__WORK REQUIRED__:
Of the lines listed below, how many contain the string "JSON"? Answer with the number alone.

(Collected data)
- - - -

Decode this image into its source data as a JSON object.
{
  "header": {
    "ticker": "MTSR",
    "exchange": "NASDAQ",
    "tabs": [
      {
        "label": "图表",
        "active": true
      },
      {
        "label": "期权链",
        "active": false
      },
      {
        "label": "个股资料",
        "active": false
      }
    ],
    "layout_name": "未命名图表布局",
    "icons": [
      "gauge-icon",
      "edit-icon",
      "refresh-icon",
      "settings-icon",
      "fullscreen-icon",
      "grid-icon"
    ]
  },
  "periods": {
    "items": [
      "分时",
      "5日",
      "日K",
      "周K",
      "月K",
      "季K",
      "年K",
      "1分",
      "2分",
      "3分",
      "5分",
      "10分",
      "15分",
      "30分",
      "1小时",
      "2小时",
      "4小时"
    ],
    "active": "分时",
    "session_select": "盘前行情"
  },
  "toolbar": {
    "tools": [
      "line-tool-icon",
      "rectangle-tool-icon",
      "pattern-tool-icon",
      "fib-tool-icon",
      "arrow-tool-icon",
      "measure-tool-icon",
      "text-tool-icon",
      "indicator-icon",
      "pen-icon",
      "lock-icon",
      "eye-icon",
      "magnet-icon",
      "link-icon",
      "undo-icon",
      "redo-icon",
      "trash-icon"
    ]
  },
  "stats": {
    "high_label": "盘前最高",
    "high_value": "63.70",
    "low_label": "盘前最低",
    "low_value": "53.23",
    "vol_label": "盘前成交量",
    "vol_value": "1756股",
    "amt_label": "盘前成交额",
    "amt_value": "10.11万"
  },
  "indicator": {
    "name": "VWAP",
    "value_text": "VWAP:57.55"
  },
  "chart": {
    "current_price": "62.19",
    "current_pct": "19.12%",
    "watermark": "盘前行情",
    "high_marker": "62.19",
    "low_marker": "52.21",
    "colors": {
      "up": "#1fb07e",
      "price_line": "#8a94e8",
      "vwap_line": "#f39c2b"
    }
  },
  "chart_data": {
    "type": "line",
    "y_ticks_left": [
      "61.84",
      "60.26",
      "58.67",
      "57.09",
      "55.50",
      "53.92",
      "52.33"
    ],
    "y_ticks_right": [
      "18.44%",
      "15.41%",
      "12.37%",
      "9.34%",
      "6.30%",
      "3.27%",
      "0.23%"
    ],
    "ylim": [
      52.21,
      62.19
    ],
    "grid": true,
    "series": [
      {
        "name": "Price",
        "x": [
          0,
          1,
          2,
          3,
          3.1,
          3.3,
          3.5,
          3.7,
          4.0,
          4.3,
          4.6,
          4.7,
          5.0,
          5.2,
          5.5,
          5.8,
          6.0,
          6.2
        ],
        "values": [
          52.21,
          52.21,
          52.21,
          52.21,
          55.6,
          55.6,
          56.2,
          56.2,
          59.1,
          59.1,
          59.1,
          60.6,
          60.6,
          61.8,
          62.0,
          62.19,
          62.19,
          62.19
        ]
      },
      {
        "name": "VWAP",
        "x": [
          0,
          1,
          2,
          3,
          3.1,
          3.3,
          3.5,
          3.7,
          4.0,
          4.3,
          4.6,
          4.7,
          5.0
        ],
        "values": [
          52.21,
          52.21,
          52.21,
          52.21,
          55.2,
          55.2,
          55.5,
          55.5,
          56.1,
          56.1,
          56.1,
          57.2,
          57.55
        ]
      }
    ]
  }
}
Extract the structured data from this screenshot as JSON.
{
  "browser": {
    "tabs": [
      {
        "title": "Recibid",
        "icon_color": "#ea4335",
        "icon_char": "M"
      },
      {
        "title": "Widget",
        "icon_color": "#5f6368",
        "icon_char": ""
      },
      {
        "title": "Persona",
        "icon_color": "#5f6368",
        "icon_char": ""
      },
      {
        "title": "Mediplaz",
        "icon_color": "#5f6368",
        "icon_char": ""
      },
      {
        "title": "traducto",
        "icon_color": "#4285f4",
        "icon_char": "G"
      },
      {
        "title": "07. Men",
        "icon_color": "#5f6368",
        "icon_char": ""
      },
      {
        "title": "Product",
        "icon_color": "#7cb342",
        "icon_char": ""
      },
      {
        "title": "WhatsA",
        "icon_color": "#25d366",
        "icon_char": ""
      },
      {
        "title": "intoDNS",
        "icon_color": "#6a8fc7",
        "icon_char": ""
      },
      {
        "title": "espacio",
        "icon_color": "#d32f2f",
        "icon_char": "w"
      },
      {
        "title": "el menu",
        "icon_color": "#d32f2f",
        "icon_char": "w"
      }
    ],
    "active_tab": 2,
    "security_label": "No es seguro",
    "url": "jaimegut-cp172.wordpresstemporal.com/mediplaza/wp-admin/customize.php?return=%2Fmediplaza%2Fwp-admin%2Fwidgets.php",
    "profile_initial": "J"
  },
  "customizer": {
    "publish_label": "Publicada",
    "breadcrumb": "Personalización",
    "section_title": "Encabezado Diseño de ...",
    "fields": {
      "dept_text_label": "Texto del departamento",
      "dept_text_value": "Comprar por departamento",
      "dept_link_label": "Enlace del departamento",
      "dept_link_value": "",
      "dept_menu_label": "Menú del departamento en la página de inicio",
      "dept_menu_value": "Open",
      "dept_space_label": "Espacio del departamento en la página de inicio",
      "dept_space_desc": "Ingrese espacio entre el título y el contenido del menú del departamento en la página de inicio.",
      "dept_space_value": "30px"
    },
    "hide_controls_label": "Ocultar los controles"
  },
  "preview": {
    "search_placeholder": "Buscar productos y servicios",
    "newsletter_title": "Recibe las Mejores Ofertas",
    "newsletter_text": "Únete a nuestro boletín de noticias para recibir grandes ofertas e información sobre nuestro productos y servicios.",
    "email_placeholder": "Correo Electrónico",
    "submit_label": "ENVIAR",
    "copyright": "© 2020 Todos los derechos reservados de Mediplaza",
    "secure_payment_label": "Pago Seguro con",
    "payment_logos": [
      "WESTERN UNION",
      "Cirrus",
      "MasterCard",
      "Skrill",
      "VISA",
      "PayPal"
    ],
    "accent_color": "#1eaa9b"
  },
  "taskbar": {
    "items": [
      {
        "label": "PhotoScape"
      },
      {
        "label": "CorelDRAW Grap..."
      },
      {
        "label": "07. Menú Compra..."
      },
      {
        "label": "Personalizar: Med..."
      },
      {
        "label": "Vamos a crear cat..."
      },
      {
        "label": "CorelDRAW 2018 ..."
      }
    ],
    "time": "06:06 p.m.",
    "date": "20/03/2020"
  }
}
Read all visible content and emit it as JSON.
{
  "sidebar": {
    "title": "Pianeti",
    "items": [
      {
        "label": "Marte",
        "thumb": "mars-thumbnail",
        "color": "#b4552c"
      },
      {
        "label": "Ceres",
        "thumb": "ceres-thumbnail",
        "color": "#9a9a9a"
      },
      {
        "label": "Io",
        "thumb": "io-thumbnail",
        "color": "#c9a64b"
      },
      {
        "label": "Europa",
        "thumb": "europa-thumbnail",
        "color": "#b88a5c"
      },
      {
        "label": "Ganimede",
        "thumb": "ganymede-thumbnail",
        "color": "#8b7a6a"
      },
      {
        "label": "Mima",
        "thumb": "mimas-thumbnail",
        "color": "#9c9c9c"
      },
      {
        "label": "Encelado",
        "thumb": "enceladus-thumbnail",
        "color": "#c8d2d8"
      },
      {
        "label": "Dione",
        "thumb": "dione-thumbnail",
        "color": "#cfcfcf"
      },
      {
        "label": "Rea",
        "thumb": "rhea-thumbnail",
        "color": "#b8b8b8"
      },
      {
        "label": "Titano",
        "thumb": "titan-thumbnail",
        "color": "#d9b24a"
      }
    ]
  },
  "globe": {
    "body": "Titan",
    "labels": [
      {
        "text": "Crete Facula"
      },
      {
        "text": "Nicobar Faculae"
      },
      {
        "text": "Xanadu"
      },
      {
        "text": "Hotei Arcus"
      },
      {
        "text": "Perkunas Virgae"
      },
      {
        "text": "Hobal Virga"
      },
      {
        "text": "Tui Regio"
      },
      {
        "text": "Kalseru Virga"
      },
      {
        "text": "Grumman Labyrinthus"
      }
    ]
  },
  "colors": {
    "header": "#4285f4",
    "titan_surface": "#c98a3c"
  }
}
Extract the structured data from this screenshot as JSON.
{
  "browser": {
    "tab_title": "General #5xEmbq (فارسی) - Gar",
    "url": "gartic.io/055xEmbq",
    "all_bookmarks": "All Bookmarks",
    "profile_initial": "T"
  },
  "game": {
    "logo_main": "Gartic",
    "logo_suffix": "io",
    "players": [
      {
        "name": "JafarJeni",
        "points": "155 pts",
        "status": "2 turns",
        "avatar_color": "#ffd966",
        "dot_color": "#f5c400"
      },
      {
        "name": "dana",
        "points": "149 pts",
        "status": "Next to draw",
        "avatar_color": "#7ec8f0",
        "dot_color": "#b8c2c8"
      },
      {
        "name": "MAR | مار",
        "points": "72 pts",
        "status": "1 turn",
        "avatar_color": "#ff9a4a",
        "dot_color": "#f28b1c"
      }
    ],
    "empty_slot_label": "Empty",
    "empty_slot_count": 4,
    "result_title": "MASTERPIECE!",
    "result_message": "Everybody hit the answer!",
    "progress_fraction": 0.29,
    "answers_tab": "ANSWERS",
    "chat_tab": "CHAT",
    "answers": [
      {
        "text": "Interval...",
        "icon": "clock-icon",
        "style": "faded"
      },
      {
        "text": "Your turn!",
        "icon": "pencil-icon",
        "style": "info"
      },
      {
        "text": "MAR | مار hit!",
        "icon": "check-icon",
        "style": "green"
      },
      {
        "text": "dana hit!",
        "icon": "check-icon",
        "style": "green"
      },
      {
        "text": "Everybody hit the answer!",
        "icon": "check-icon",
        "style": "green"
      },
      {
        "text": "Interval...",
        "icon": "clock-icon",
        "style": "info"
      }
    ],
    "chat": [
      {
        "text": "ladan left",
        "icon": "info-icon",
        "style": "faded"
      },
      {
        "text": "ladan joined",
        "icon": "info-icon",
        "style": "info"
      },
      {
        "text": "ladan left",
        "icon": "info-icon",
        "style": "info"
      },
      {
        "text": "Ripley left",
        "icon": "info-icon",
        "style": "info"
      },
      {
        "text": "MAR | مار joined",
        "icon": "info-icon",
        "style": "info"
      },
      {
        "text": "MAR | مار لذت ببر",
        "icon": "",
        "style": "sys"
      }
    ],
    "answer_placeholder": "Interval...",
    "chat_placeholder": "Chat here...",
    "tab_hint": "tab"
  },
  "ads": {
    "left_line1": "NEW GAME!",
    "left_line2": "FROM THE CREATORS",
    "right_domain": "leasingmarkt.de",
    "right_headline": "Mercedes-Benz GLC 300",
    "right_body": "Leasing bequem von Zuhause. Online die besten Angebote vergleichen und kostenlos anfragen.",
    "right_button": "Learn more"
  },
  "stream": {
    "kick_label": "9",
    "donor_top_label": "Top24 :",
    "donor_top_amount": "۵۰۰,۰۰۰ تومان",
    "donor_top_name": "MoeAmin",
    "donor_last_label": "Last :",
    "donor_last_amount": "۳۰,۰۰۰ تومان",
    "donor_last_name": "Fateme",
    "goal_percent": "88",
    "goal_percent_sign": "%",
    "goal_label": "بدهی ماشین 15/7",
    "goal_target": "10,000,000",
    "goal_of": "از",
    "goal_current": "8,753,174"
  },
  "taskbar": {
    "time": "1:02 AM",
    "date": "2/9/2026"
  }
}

- - - -

__FULL ANSWER__:
4